*Task brief*
Give only the number of lines in these records that contain the word "Yazoo".
>> start Data to process
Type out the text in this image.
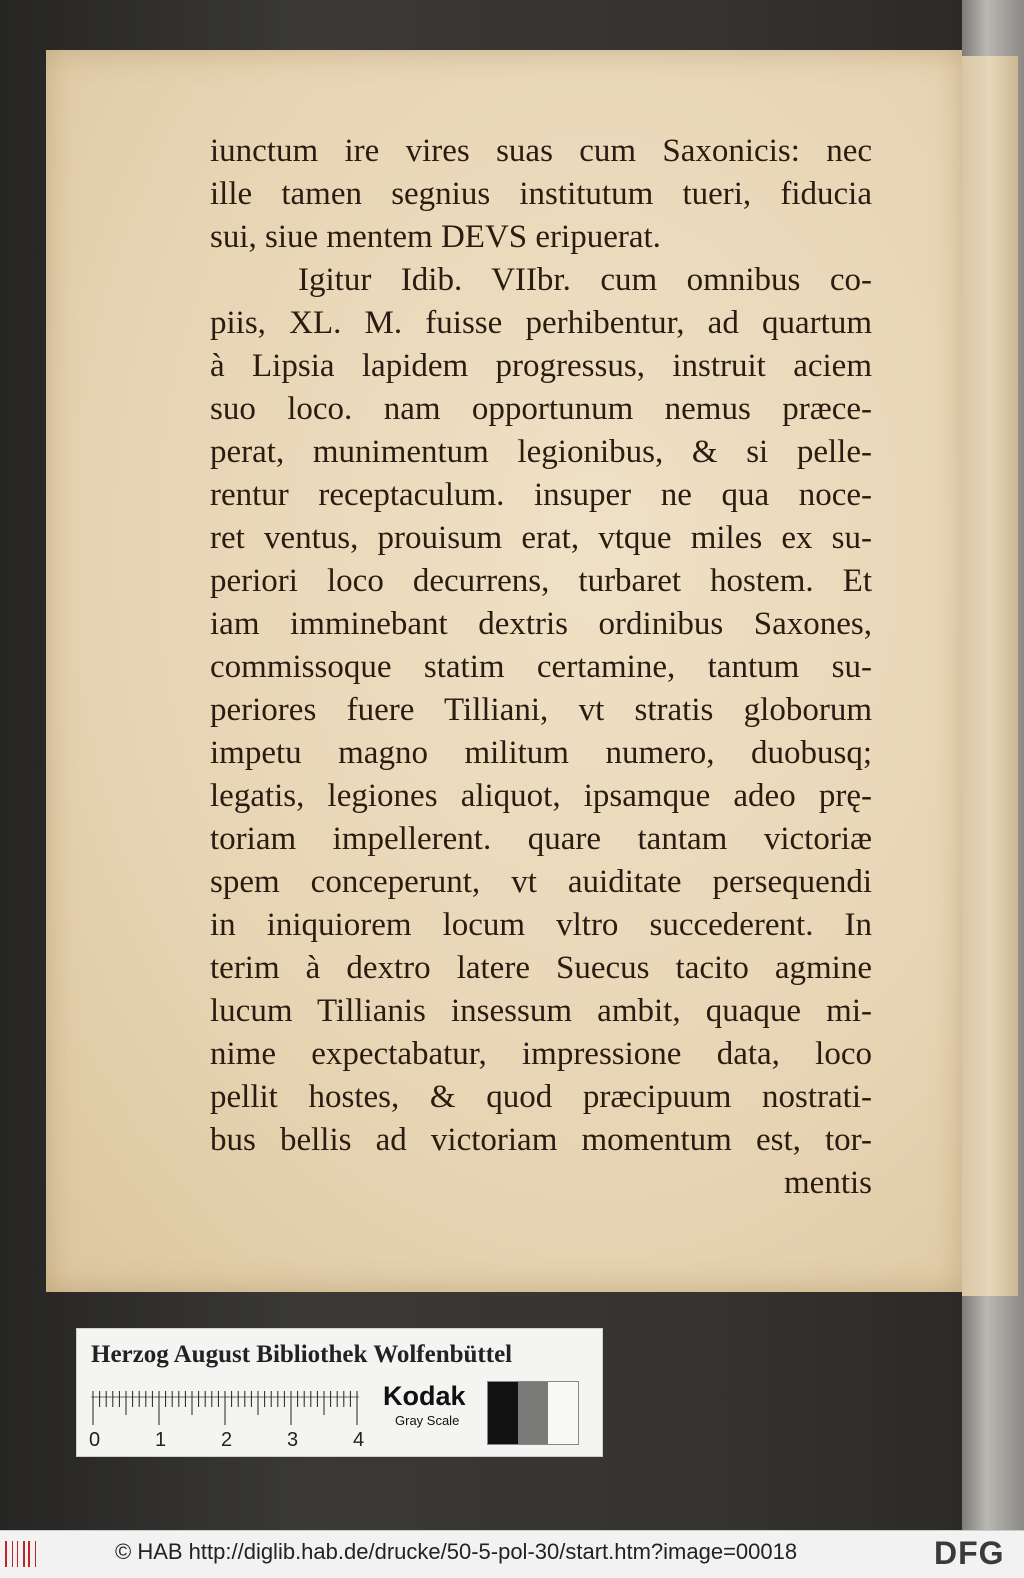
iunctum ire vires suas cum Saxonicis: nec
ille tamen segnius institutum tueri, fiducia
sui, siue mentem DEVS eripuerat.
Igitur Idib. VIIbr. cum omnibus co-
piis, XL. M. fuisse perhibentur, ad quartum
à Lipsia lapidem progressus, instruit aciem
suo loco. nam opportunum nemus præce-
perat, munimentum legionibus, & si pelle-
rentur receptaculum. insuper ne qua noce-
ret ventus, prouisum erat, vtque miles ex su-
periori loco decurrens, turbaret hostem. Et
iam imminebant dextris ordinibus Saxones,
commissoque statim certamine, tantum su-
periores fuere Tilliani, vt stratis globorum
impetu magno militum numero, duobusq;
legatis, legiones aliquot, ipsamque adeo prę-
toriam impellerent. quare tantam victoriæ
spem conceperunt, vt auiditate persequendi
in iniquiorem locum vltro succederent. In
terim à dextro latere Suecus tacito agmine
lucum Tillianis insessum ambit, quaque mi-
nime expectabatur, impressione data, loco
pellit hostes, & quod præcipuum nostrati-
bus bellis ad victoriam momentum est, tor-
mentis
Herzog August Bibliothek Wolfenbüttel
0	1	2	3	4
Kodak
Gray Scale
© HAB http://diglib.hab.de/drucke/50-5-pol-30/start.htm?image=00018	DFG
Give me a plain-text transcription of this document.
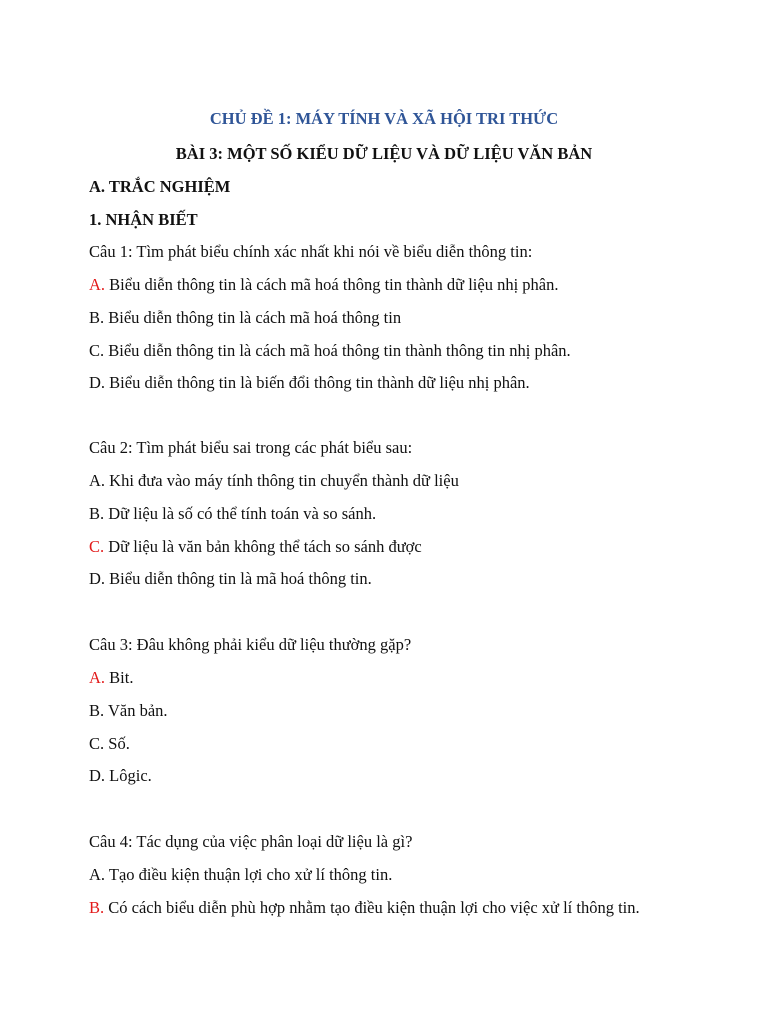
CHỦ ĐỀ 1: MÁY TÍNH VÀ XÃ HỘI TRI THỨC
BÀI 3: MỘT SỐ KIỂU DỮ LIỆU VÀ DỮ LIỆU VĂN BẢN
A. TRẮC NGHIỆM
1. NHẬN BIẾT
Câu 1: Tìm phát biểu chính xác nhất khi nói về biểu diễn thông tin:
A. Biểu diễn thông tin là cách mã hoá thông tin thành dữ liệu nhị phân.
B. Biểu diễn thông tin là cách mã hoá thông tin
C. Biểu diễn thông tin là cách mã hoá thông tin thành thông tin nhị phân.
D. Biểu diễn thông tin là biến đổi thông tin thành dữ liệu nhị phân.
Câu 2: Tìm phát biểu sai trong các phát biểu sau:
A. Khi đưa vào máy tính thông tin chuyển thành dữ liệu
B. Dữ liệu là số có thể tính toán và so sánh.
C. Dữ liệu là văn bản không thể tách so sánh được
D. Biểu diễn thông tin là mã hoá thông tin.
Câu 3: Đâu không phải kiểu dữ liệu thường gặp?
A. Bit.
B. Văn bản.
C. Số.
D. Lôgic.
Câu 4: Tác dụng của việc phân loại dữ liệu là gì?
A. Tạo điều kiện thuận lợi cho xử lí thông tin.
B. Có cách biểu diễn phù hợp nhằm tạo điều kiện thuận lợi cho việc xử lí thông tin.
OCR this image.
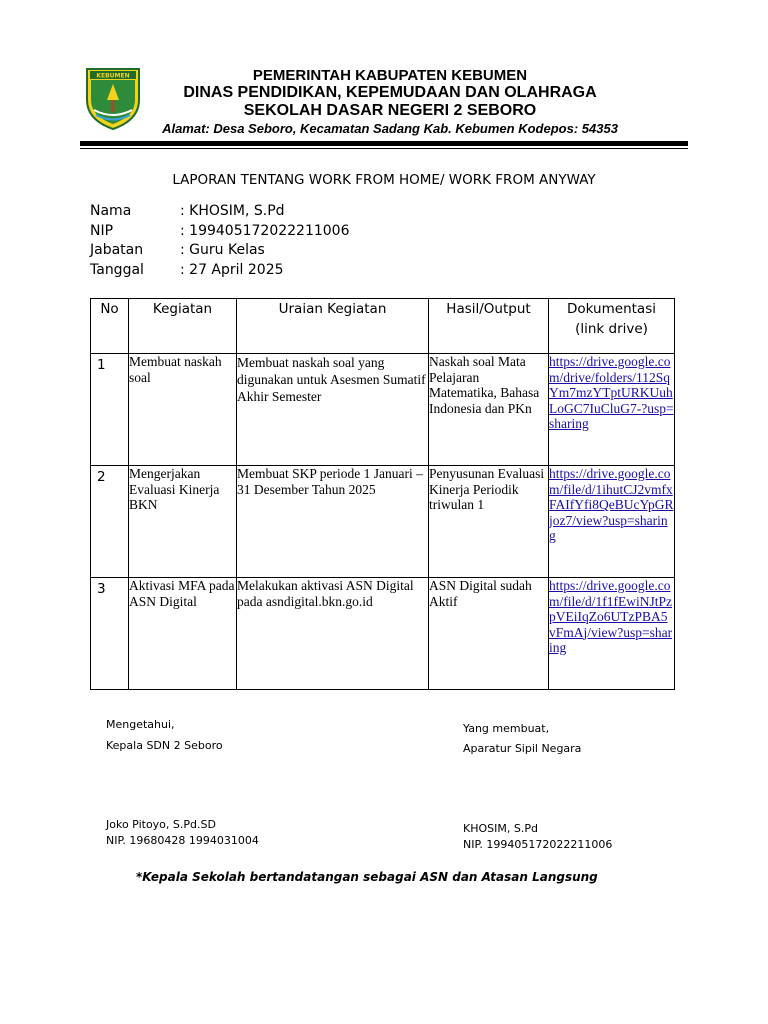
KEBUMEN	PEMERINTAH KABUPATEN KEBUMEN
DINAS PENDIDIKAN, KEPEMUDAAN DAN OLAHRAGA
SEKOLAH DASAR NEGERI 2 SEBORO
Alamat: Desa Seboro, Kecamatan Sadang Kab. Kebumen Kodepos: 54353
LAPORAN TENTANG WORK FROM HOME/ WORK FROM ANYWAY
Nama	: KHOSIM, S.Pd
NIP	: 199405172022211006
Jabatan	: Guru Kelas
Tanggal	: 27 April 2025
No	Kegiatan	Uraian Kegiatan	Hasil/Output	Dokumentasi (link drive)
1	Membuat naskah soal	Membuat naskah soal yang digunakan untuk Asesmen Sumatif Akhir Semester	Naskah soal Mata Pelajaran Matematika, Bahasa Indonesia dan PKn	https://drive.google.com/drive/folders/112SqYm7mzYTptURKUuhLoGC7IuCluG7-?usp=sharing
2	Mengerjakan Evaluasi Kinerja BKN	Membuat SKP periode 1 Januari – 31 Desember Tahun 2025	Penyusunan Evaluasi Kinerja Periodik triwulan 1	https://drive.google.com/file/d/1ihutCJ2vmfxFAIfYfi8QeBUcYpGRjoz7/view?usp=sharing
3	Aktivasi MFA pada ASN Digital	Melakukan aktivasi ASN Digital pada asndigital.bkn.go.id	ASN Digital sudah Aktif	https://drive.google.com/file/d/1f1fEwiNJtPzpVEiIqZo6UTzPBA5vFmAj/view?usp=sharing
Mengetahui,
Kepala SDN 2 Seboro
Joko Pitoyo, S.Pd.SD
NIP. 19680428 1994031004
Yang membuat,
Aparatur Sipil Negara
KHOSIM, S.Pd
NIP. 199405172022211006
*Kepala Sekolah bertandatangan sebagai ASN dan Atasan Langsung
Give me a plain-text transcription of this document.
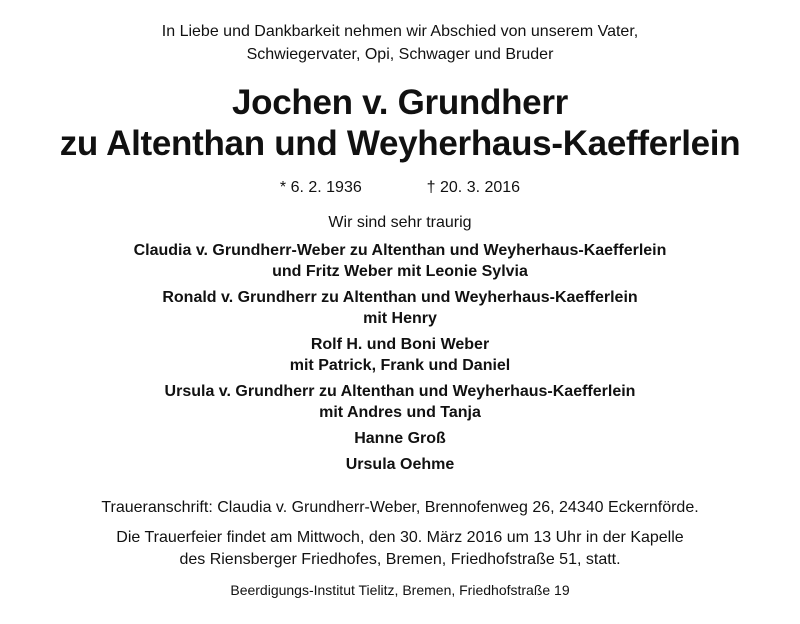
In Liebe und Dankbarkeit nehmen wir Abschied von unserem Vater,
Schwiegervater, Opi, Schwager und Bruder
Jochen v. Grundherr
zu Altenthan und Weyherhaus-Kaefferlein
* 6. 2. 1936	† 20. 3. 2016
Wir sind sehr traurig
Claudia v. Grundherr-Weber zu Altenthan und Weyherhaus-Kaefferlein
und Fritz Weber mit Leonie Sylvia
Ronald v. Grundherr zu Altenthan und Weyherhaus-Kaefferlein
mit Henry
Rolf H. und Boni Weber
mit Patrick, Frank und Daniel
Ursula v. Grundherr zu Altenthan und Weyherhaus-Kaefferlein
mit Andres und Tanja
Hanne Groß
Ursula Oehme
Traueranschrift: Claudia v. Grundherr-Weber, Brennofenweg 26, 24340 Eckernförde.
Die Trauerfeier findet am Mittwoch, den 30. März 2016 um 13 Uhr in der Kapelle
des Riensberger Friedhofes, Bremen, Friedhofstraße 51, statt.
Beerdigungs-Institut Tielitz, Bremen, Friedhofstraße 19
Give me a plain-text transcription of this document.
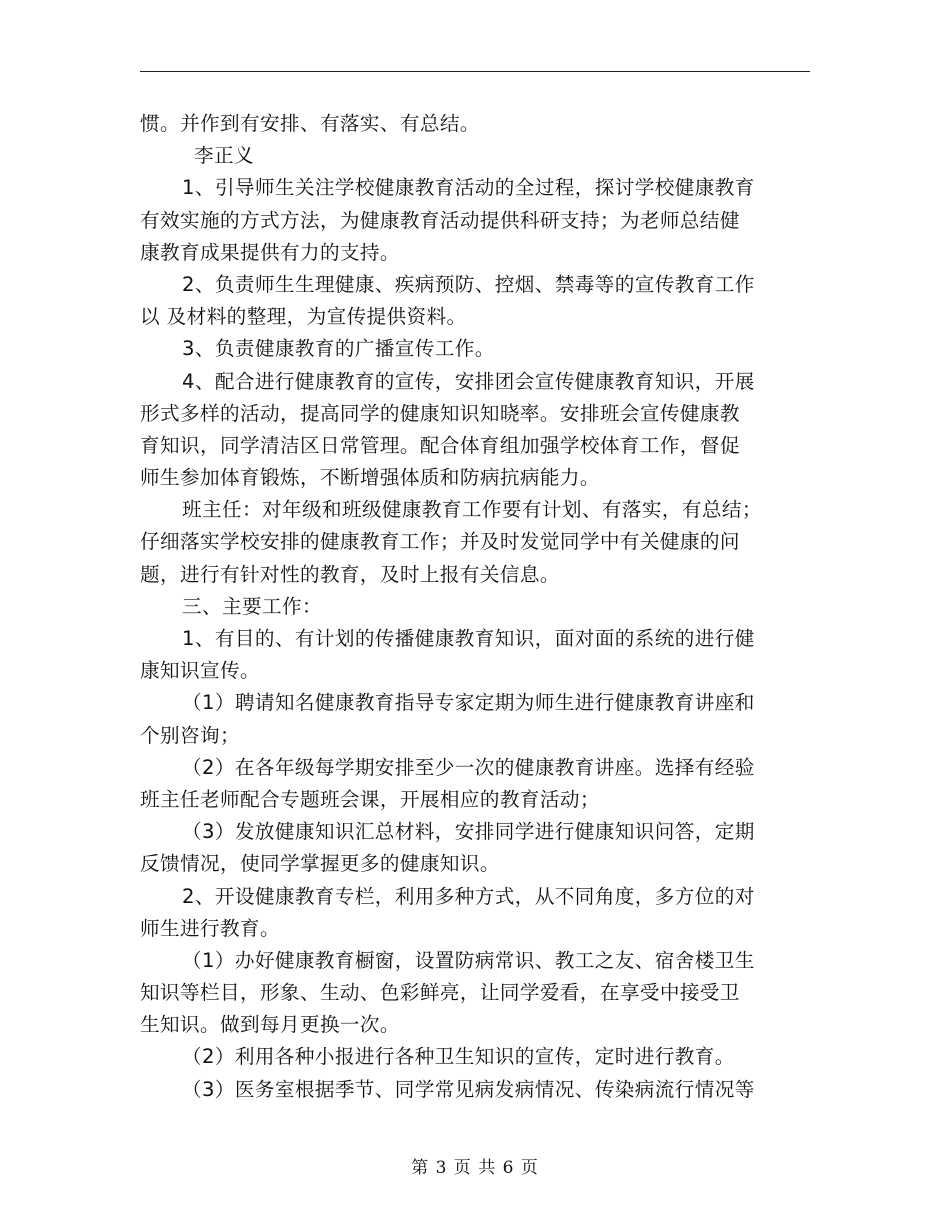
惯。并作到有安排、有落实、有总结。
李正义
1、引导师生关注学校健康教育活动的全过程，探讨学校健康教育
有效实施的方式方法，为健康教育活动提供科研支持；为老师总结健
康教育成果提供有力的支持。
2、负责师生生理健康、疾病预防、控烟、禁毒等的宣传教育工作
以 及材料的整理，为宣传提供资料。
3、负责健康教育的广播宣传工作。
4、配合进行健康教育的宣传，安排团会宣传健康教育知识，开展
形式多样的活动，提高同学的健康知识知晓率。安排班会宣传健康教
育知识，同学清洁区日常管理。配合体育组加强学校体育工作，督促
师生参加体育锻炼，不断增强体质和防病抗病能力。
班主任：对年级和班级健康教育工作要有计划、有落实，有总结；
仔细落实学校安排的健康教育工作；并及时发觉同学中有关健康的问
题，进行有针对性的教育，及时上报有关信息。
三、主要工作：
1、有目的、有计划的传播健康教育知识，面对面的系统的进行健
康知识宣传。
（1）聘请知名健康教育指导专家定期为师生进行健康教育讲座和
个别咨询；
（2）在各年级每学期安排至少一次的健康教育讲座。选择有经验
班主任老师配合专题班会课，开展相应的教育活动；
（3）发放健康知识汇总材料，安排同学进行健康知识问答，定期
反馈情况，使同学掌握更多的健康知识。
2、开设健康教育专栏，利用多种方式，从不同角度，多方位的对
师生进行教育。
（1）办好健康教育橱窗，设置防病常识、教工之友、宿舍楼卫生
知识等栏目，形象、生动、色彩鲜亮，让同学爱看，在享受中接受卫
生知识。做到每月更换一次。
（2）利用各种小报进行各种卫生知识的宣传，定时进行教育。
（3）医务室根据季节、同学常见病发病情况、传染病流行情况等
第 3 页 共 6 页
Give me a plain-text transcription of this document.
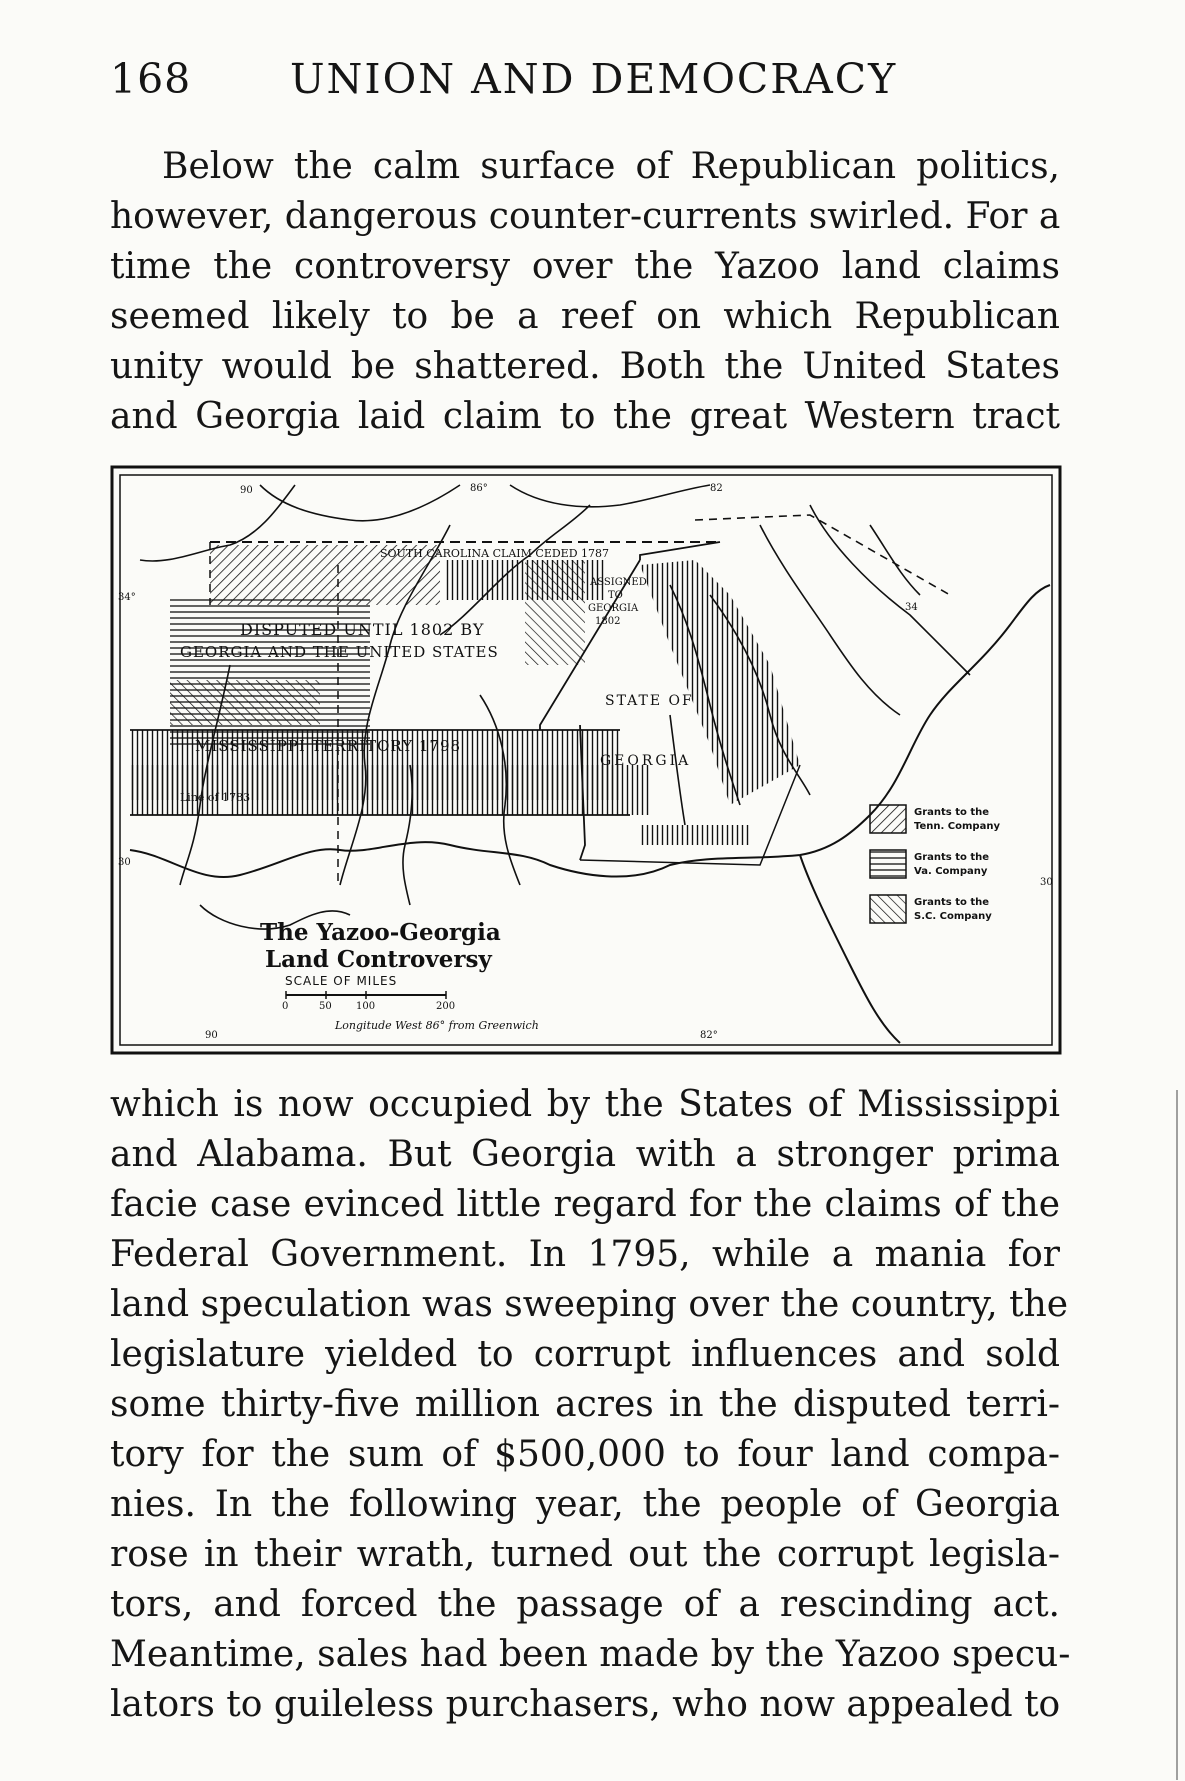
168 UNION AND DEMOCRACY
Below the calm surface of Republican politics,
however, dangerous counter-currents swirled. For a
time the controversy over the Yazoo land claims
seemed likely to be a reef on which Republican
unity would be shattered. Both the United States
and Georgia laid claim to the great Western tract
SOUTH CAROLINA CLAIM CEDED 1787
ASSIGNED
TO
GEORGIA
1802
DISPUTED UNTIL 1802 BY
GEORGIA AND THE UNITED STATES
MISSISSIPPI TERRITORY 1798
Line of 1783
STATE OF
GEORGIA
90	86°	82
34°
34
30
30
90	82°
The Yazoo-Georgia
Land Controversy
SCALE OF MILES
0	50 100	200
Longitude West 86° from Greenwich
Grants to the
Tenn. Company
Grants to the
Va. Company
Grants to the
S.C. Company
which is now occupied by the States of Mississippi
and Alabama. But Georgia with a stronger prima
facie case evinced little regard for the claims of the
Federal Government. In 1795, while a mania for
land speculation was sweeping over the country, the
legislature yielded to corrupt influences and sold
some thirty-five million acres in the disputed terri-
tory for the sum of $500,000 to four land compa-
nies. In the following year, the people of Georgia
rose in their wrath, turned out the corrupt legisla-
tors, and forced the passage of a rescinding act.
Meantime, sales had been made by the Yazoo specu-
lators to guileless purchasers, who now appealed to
>> end Data to process
*Solution to this exercise*
3